§ Request:
Across all the items below, rewrite the lines with "interactable" swapped for "clickable" everywhere it occurs, changing nothing else. Leave the pictures out.

(Layout dataset entries)

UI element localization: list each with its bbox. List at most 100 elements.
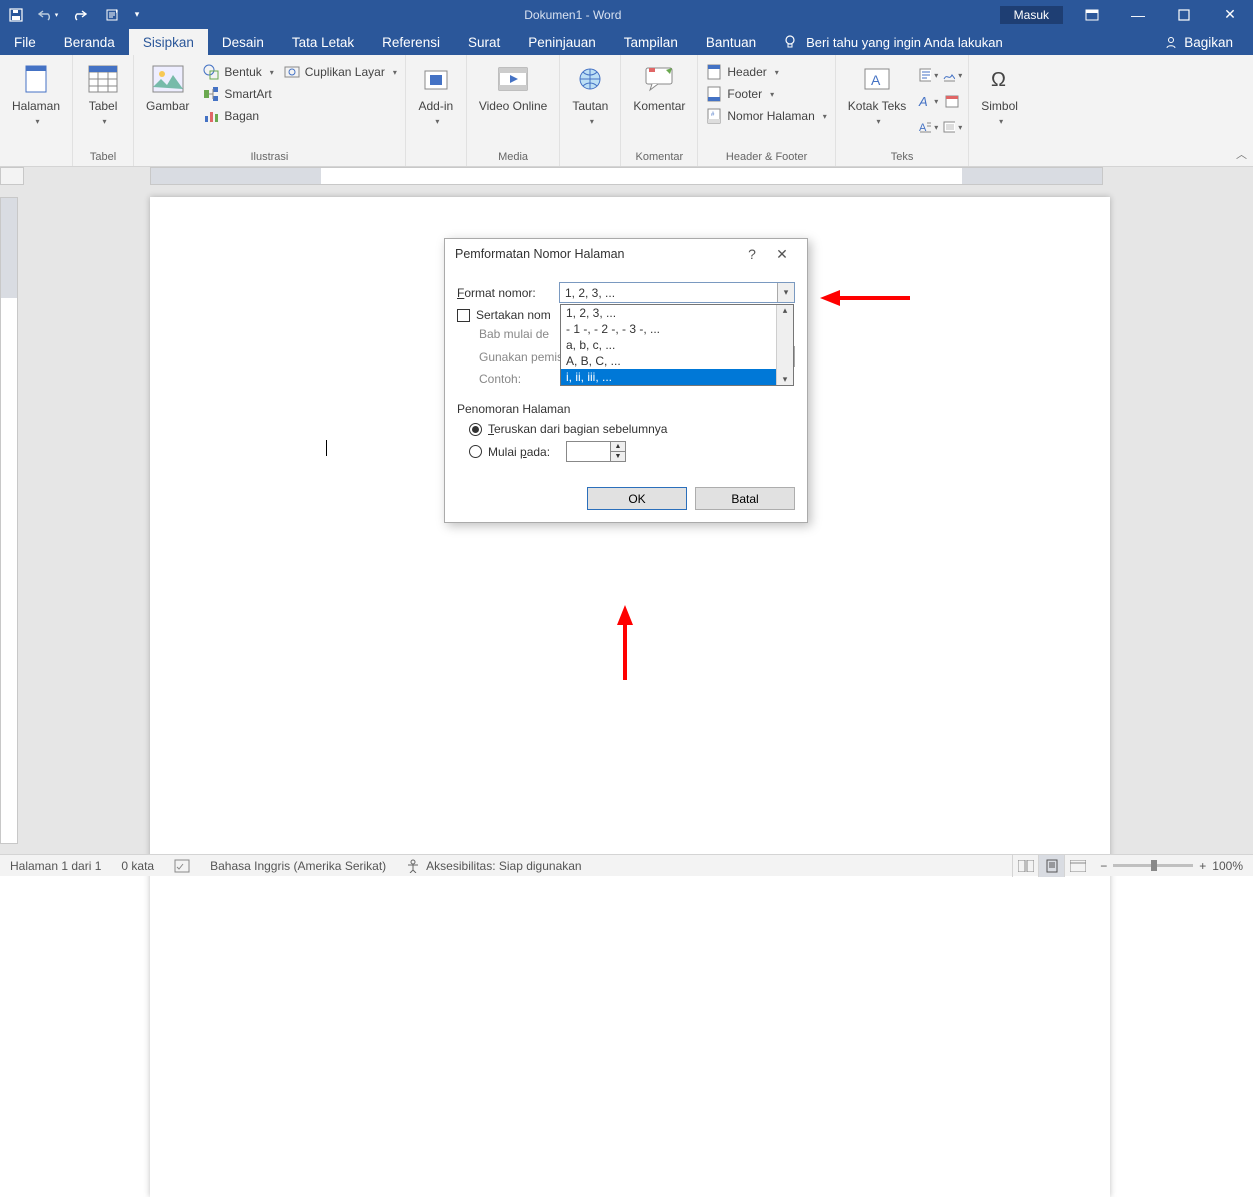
ribbon-display-icon[interactable] [1069,0,1115,29]
continue-label: Teruskan dari bagian sebelumnya [488,422,667,436]
minimize-icon[interactable]: — [1115,0,1161,29]
footer-icon [706,86,722,102]
format-value: 1, 2, 3, ... [560,286,777,300]
dialog-titlebar[interactable]: Pemformatan Nomor Halaman ? ✕ [445,239,807,269]
symbol-button[interactable]: Ω Simbol [975,61,1024,128]
weblayout-icon [1070,860,1086,872]
footer-button[interactable]: Footer [704,85,828,103]
vertical-ruler[interactable] [0,197,18,844]
word-count[interactable]: 0 kata [111,859,164,873]
group-label-tables: Tabel [79,149,127,166]
tab-view[interactable]: Tampilan [610,29,692,55]
zoom-out-button[interactable]: − [1100,859,1107,873]
chart-button[interactable]: Bagan [201,107,275,125]
svg-text:A: A [918,94,928,109]
collapse-ribbon-icon[interactable]: ︿ [1236,146,1247,162]
online-video-button[interactable]: Video Online [473,61,554,115]
tell-me-search[interactable]: Beri tahu yang ingin Anda lakukan [770,29,1015,55]
screenshot-button[interactable]: Cuplikan Layar [282,63,399,81]
format-option[interactable]: A, B, C, ... [561,353,793,369]
zoom-in-button[interactable]: + [1199,859,1206,873]
chevron-down-icon[interactable]: ▾ [777,283,794,302]
group-comments: Komentar Komentar [621,55,698,166]
tab-review[interactable]: Peninjauan [514,29,610,55]
share-button[interactable]: Bagikan [1150,29,1253,55]
lightbulb-icon [782,34,798,50]
page-indicator[interactable]: Halaman 1 dari 1 [0,859,111,873]
chart-icon [203,108,219,124]
tab-help[interactable]: Bantuan [692,29,770,55]
spin-down-icon[interactable]: ▼ [611,452,625,461]
group-label-comments: Komentar [627,149,691,166]
tab-file[interactable]: File [0,29,50,55]
textbox-button[interactable]: A Kotak Teks [842,61,912,128]
maximize-icon[interactable] [1161,0,1207,29]
login-button[interactable]: Masuk [1000,6,1063,24]
format-combobox[interactable]: 1, 2, 3, ... ▾ 1, 2, 3, ... - 1 -, - 2 -… [559,282,795,303]
dialog-close-icon[interactable]: ✕ [767,246,797,263]
addin-icon [420,63,452,95]
header-button[interactable]: Header [704,63,828,81]
continue-radio[interactable] [469,423,482,436]
start-at-input[interactable] [567,442,610,461]
tab-mailings[interactable]: Surat [454,29,514,55]
start-at-spinner[interactable]: ▲▼ [566,441,626,462]
group-media: Video Online Media [467,55,561,166]
wordart-button[interactable]: A [918,91,938,111]
horizontal-ruler[interactable] [150,167,1103,185]
pages-button[interactable]: Halaman [6,61,66,128]
links-button[interactable]: Tautan [566,61,614,128]
cancel-button[interactable]: Batal [695,487,795,510]
spin-up-icon[interactable]: ▲ [611,442,625,452]
tab-design[interactable]: Desain [208,29,278,55]
datetime-button[interactable] [942,91,962,111]
ribbon: Halaman Tabel Tabel Gambar Bentuk SmartA… [0,55,1253,167]
spellcheck-button[interactable] [164,859,200,873]
start-at-radio[interactable] [469,445,482,458]
quick-access-toolbar: ▾ ▾ [0,0,146,29]
format-option[interactable]: a, b, c, ... [561,337,793,353]
group-label-illustrations: Ilustrasi [140,149,399,166]
format-option[interactable]: - 1 -, - 2 -, - 3 -, ... [561,321,793,337]
include-chapter-checkbox[interactable] [457,309,470,322]
signature-button[interactable] [942,65,962,85]
web-layout-button[interactable] [1064,855,1090,877]
page-number-button[interactable]: #Nomor Halaman [704,107,828,125]
zoom-level[interactable]: 100% [1212,859,1243,873]
addins-button[interactable]: Add-in [412,61,460,128]
title-bar: ▾ ▾ Dokumen1 - Word Masuk — ✕ [0,0,1253,29]
close-icon[interactable]: ✕ [1207,0,1253,29]
read-mode-button[interactable] [1012,855,1038,877]
customize-icon[interactable] [96,0,128,29]
format-option-selected[interactable]: i, ii, iii, ... [561,369,793,385]
accessibility-indicator[interactable]: Aksesibilitas: Siap digunakan [396,859,591,873]
redo-icon[interactable] [64,0,96,29]
ok-button[interactable]: OK [587,487,687,510]
save-icon[interactable] [0,0,32,29]
comment-button[interactable]: Komentar [627,61,691,115]
table-button[interactable]: Tabel [79,61,127,128]
dropcap-button[interactable]: A [918,117,938,137]
dialog-help-icon[interactable]: ? [737,246,767,262]
share-icon [1164,35,1178,49]
language-indicator[interactable]: Bahasa Inggris (Amerika Serikat) [200,859,396,873]
tab-home[interactable]: Beranda [50,29,129,55]
qat-dropdown-icon[interactable]: ▾ [128,0,146,29]
object-button[interactable] [942,117,962,137]
print-layout-button[interactable] [1038,855,1064,877]
group-links: Tautan [560,55,621,166]
tab-layout[interactable]: Tata Letak [278,29,368,55]
comment-icon [643,63,675,95]
shapes-button[interactable]: Bentuk [201,63,275,81]
smartart-button[interactable]: SmartArt [201,85,275,103]
object-icon [942,119,955,135]
quickparts-button[interactable] [918,65,938,85]
link-icon [574,63,606,95]
dropdown-scrollbar[interactable]: ▴▾ [776,305,793,385]
pictures-button[interactable]: Gambar [140,61,195,115]
zoom-slider[interactable] [1113,864,1193,867]
format-option[interactable]: 1, 2, 3, ... [561,305,793,321]
undo-icon[interactable]: ▾ [32,0,64,29]
tab-insert[interactable]: Sisipkan [129,29,208,55]
tab-references[interactable]: Referensi [368,29,454,55]
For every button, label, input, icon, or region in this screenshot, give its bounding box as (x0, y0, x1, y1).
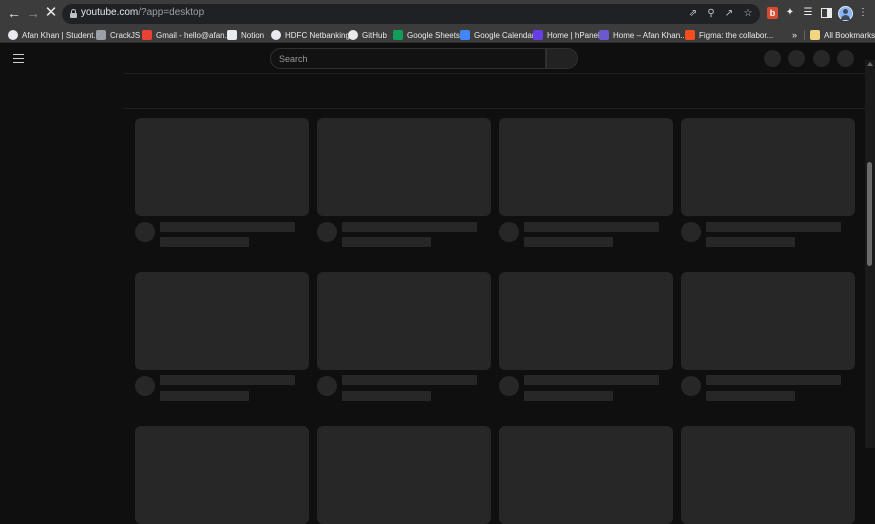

§ Expected output:
UI element localization: list each with its bbox. List at most 100 elements.
ribbon-display-icon[clickable] [1069,0,1115,29]
continue-label: Teruskan dari bagian sebelumnya [488,422,667,436]
minimize-icon[clickable]: — [1115,0,1161,29]
footer-icon [706,86,722,102]
format-value: 1, 2, 3, ... [560,286,777,300]
dialog-titlebar[clickable]: Pemformatan Nomor Halaman ? ✕ [445,239,807,269]
symbol-button[clickable]: Ω Simbol [975,61,1024,128]
weblayout-icon [1070,860,1086,872]
footer-button[clickable]: Footer [704,85,828,103]
vertical-ruler[clickable] [0,197,18,844]
word-count[clickable]: 0 kata [111,859,164,873]
group-label-tables: Tabel [79,149,127,166]
tab-view[clickable]: Tampilan [610,29,692,55]
zoom-out-button[clickable]: − [1100,859,1107,873]
chart-button[clickable]: Bagan [201,107,275,125]
svg-text:A: A [918,94,928,109]
collapse-ribbon-icon[clickable]: ︿ [1236,146,1247,162]
online-video-button[clickable]: Video Online [473,61,554,115]
tell-me-search[clickable]: Beri tahu yang ingin Anda lakukan [770,29,1015,55]
screenshot-button[clickable]: Cuplikan Layar [282,63,399,81]
format-option[clickable]: A, B, C, ... [561,353,793,369]
zoom-in-button[clickable]: + [1199,859,1206,873]
chevron-down-icon[clickable]: ▾ [777,283,794,302]
group-comments: Komentar Komentar [621,55,698,166]
tab-review[clickable]: Peninjauan [514,29,610,55]
share-button[clickable]: Bagikan [1150,29,1253,55]
lightbulb-icon [782,34,798,50]
page-indicator[clickable]: Halaman 1 dari 1 [0,859,111,873]
chart-icon [203,108,219,124]
tab-help[clickable]: Bantuan [692,29,770,55]
spin-down-icon[clickable]: ▼ [611,452,625,461]
group-label-comments: Komentar [627,149,691,166]
tab-file[clickable]: File [0,29,50,55]
textbox-button[clickable]: A Kotak Teks [842,61,912,128]
maximize-icon[clickable] [1161,0,1207,29]
login-button[clickable]: Masuk [1000,6,1063,24]
format-combobox[clickable]: 1, 2, 3, ... ▾ 1, 2, 3, ... - 1 -, - 2 -… [559,282,795,303]
dialog-close-icon[clickable]: ✕ [767,246,797,263]
addin-icon [420,63,452,95]
header-button[clickable]: Header [704,63,828,81]
continue-radio[clickable] [469,423,482,436]
start-at-input[clickable] [567,442,610,461]
tab-mailings[clickable]: Surat [454,29,514,55]
start-at-spinner[clickable]: ▲▼ [566,441,626,462]
group-media: Video Online Media [467,55,561,166]
wordart-button[clickable]: A [918,91,938,111]
horizontal-ruler[clickable] [150,167,1103,185]
pages-button[clickable]: Halaman [6,61,66,128]
links-button[clickable]: Tautan [566,61,614,128]
cancel-button[clickable]: Batal [695,487,795,510]
spin-up-icon[clickable]: ▲ [611,442,625,452]
tab-design[clickable]: Desain [208,29,278,55]
datetime-button[clickable] [942,91,962,111]
ribbon: Halaman Tabel Tabel Gambar Bentuk SmartA… [0,55,1253,167]
spellcheck-button[clickable] [164,859,200,873]
start-at-radio[clickable] [469,445,482,458]
quick-access-toolbar: ▾ ▾ [0,0,146,29]
format-option[clickable]: a, b, c, ... [561,337,793,353]
group-label-illustrations: Ilustrasi [140,149,399,166]
format-option[clickable]: - 1 -, - 2 -, - 3 -, ... [561,321,793,337]
include-chapter-checkbox[clickable] [457,309,470,322]
signature-button[clickable] [942,65,962,85]
web-layout-button[clickable] [1064,855,1090,877]
page-number-button[clickable]: #Nomor Halaman [704,107,828,125]
zoom-level[clickable]: 100% [1212,859,1243,873]
addins-button[clickable]: Add-in [412,61,460,128]
title-bar: ▾ ▾ Dokumen1 - Word Masuk — ✕ [0,0,1253,29]
close-icon[clickable]: ✕ [1207,0,1253,29]
read-mode-button[clickable] [1012,855,1038,877]
customize-icon[clickable] [96,0,128,29]
format-option-selected[clickable]: i, ii, iii, ... [561,369,793,385]
accessibility-indicator[clickable]: Aksesibilitas: Siap digunakan [396,859,591,873]
redo-icon[clickable] [64,0,96,29]
ok-button[clickable]: OK [587,487,687,510]
save-icon[clickable] [0,0,32,29]
comment-button[clickable]: Komentar [627,61,691,115]
table-button[clickable]: Tabel [79,61,127,128]
dropcap-button[clickable]: A [918,117,938,137]
dialog-help-icon[clickable]: ? [737,246,767,262]
share-icon [1164,35,1178,49]
language-indicator[clickable]: Bahasa Inggris (Amerika Serikat) [200,859,396,873]
tab-home[clickable]: Beranda [50,29,129,55]
qat-dropdown-icon[clickable]: ▾ [128,0,146,29]
object-button[clickable] [942,117,962,137]
print-layout-button[clickable] [1038,855,1064,877]
group-links: Tautan [560,55,621,166]
tab-layout[clickable]: Tata Letak [278,29,368,55]
comment-icon [643,63,675,95]
shapes-button[clickable]: Bentuk [201,63,275,81]
smartart-button[clickable]: SmartArt [201,85,275,103]
object-icon [942,119,955,135]
quickparts-button[clickable] [918,65,938,85]
link-icon [574,63,606,95]
dropdown-scrollbar[clickable]: ▴▾ [776,305,793,385]
pictures-button[clickable]: Gambar [140,61,195,115]
zoom-slider[clickable] [1113,864,1193,867]
format-option[clickable]: 1, 2, 3, ... [561,305,793,321]
undo-icon[clickable]: ▾ [32,0,64,29]
tab-insert[clickable]: Sisipkan [129,29,208,55]
tab-references[clickable]: Referensi [368,29,454,55]
For every button, label, input, icon, or region in this screenshot, give its bounding box as (x0, y0, x1, y1).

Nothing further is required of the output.